DESCRIPTION OF THE TASK => Show all lines from the data that include the word "relative".

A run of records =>

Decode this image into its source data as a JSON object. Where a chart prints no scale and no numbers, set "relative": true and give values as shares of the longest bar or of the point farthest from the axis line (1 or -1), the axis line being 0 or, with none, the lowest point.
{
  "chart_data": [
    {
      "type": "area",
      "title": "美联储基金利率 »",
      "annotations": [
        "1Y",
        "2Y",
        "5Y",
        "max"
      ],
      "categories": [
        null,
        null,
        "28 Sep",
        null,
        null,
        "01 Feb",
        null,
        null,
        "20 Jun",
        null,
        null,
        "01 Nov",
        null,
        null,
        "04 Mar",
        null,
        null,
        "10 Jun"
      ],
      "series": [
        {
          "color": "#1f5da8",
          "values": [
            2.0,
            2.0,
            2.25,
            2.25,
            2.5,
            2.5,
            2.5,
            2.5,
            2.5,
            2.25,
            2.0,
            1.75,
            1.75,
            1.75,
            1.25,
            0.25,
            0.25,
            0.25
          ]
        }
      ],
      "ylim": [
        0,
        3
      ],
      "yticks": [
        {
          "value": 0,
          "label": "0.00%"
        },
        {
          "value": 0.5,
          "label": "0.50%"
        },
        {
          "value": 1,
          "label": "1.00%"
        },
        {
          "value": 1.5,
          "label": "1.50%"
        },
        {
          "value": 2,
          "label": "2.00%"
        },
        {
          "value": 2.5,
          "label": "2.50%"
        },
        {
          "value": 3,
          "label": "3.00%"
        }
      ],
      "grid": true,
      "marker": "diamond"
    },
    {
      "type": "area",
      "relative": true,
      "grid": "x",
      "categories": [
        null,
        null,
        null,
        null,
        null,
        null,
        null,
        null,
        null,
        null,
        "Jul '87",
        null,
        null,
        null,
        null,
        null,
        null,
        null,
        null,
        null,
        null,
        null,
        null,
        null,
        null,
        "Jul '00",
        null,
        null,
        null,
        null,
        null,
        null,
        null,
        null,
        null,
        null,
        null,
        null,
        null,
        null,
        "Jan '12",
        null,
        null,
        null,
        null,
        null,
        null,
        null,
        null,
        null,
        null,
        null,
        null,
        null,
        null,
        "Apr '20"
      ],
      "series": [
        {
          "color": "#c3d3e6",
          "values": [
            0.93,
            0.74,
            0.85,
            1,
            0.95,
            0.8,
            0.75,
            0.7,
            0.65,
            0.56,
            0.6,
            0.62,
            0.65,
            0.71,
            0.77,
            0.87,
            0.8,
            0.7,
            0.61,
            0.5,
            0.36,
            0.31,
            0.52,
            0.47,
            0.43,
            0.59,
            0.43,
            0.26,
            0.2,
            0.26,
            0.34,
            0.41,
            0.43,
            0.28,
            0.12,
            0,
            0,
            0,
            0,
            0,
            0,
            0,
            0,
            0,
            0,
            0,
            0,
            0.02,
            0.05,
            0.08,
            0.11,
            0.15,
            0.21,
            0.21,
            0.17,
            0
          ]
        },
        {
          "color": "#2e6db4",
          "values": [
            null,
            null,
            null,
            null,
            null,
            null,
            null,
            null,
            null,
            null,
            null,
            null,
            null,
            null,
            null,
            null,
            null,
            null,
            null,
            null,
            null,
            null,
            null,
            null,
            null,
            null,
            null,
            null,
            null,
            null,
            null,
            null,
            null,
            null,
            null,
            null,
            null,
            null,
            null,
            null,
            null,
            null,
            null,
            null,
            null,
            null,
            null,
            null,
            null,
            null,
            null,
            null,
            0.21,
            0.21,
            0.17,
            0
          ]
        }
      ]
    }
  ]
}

TASK RESULT =>
Decode this image into its source data as a JSON object. Where a chart prints no scale and no numbers, set "relative": true and give values as shares of the longest bar or of the point farthest from the axis line (1 or -1), the axis line being 0 or, with none, the lowest point.
      "relative": true,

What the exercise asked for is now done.